Directions: Counting only lines that hold "placeholder", give the total and nothing more.

══ Raw records

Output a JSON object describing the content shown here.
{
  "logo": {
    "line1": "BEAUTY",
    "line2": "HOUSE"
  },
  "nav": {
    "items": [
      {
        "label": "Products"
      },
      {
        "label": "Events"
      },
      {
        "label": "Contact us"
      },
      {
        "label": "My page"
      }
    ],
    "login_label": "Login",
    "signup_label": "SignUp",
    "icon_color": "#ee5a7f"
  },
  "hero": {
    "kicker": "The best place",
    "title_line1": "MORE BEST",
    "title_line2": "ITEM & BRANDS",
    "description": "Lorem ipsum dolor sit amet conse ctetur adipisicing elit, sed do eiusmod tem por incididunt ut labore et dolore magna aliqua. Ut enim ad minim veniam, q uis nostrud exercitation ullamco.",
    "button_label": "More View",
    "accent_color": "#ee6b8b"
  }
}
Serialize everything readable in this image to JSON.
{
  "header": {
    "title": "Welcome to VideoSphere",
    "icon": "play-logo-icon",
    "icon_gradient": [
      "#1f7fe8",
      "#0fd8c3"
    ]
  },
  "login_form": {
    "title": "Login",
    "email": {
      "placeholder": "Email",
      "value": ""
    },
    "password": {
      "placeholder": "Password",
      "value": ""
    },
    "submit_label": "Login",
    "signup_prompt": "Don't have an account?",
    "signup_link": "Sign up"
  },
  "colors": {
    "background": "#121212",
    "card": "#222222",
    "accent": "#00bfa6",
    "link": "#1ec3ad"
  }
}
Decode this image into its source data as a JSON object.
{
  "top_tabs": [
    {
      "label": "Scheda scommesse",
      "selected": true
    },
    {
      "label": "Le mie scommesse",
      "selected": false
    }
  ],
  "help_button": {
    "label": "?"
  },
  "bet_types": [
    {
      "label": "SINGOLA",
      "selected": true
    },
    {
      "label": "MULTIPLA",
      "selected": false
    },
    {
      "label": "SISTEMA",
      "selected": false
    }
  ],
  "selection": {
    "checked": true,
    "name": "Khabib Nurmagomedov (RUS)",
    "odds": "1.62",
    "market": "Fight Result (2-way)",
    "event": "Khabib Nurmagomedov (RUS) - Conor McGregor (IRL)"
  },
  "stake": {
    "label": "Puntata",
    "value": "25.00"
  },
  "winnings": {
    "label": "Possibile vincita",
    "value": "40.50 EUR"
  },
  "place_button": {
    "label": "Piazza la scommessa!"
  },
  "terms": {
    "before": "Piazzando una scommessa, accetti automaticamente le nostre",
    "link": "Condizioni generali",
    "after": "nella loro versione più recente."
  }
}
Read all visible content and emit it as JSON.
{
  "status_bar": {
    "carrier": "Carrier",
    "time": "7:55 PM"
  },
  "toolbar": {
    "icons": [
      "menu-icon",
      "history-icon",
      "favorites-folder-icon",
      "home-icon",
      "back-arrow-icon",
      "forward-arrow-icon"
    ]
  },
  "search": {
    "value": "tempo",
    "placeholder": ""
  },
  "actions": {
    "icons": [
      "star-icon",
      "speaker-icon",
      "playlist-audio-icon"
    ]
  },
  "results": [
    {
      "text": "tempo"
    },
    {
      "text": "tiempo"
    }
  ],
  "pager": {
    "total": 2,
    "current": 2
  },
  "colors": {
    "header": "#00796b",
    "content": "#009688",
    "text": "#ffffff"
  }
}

════

Exercise solution: 3